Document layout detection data
···
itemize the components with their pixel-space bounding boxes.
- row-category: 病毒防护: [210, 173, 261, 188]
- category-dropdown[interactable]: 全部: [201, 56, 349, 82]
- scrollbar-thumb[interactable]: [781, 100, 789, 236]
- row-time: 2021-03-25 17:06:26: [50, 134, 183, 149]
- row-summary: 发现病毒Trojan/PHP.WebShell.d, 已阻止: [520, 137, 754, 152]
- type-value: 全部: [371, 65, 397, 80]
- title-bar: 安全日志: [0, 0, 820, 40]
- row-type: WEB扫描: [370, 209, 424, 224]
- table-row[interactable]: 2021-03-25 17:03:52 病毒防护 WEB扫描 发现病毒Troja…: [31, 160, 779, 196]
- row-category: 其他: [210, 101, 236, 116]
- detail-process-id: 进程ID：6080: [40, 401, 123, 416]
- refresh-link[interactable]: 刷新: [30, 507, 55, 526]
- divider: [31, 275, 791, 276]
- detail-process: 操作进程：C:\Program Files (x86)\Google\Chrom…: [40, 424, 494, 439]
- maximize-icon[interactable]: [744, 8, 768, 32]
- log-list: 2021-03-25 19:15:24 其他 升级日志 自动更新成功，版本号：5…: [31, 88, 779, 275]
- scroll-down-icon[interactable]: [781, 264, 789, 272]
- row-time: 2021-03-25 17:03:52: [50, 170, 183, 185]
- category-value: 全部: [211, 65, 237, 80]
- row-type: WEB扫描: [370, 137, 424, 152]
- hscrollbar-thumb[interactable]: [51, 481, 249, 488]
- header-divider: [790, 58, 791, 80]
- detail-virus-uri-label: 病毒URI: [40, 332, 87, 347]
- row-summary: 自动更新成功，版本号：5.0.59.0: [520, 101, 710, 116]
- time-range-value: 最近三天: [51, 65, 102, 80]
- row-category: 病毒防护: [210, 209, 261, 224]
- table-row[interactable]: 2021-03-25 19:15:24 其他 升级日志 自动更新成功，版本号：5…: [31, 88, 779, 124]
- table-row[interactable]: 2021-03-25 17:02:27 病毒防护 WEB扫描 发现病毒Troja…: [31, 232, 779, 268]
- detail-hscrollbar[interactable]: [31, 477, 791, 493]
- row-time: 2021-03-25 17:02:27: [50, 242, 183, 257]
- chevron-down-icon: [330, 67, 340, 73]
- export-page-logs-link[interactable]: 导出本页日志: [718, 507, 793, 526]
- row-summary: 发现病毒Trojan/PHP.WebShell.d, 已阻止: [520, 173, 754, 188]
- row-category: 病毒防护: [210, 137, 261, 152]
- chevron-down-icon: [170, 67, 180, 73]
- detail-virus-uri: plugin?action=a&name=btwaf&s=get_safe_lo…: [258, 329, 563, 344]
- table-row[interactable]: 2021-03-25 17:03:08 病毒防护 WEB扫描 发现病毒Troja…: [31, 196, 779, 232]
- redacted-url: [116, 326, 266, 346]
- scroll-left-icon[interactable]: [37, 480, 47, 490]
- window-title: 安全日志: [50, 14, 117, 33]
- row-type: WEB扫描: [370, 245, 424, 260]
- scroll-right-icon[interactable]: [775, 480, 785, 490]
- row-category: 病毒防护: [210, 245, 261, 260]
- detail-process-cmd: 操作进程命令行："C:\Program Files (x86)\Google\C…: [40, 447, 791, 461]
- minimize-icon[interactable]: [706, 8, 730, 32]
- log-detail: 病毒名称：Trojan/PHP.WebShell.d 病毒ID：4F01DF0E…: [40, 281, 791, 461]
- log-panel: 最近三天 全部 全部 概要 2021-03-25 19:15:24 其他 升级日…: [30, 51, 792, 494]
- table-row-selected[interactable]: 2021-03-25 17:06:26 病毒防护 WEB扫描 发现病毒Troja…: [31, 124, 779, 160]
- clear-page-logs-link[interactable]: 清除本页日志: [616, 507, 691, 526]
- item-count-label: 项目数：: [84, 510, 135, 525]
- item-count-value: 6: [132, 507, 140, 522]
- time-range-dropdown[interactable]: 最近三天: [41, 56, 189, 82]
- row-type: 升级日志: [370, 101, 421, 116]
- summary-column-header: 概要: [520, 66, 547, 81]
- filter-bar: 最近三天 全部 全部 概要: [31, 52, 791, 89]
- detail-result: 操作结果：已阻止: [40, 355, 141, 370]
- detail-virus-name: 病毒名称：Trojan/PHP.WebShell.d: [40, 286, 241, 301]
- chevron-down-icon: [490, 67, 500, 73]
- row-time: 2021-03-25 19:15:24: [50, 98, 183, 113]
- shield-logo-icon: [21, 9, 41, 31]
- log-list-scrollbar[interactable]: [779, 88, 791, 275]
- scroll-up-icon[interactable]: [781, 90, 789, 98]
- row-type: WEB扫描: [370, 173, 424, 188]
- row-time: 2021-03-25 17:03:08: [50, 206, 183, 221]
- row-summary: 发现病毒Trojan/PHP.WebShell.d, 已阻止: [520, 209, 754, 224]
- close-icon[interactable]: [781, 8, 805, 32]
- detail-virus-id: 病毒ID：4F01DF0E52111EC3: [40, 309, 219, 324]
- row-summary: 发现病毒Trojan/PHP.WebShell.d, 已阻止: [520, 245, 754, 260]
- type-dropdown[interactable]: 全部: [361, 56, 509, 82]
···
• Exercise details:
Go through the entries above and pull out each line with "virus" in it.

• Answer:
- detail-virus-uri-label: 病毒URI: [40, 332, 87, 347]
- detail-virus-uri: plugin?action=a&name=btwaf&s=get_safe_lo…: [258, 329, 563, 344]
- detail-virus-name: 病毒名称：Trojan/PHP.WebShell.d: [40, 286, 241, 301]
- detail-virus-id: 病毒ID：4F01DF0E52111EC3: [40, 309, 219, 324]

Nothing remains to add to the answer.